◆ **WHAT TO PRODUCE**:
Could you copy every line of the data that contains the word "diferencian"?

--------------------------------------------------

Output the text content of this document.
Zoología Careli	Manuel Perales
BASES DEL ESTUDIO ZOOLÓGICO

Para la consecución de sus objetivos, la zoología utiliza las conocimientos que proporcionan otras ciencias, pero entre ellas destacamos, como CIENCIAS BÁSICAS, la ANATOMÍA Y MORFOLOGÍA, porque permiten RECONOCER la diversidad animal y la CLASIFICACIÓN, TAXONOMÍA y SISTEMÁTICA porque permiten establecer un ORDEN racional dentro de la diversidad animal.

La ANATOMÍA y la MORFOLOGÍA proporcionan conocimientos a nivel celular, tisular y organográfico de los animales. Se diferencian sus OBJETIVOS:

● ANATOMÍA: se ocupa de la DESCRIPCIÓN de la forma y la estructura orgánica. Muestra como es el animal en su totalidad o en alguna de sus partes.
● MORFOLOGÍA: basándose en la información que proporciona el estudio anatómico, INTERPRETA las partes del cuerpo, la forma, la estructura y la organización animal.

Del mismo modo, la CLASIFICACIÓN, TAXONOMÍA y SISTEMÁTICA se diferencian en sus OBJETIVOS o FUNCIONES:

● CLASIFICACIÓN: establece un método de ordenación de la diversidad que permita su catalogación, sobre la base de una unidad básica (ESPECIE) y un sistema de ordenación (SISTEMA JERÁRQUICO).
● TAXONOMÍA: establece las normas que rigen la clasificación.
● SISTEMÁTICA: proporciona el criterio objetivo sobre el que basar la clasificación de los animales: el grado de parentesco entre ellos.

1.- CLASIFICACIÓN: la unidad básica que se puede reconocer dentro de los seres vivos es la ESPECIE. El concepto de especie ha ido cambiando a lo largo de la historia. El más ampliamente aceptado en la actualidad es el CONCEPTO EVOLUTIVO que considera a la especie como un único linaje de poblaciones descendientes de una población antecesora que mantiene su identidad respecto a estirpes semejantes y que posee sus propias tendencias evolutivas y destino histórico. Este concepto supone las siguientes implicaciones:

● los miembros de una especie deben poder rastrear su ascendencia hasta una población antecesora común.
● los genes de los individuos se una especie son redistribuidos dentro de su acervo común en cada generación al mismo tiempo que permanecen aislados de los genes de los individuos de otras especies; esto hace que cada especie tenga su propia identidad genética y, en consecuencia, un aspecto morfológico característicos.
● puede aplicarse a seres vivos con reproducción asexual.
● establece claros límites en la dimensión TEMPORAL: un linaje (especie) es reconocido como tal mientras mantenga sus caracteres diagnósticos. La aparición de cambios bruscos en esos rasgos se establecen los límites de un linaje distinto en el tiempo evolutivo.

--------------------------------------------------

◆ **TASK OUTPUT**:
La ANATOMÍA y la MORFOLOGÍA proporcionan conocimientos a nivel celular, tisular y organográfico de los animales. Se diferencian sus OBJETIVOS:
Del mismo modo, la CLASIFICACIÓN, TAXONOMÍA y SISTEMÁTICA se diferencian en sus OBJETIVOS o FUNCIONES:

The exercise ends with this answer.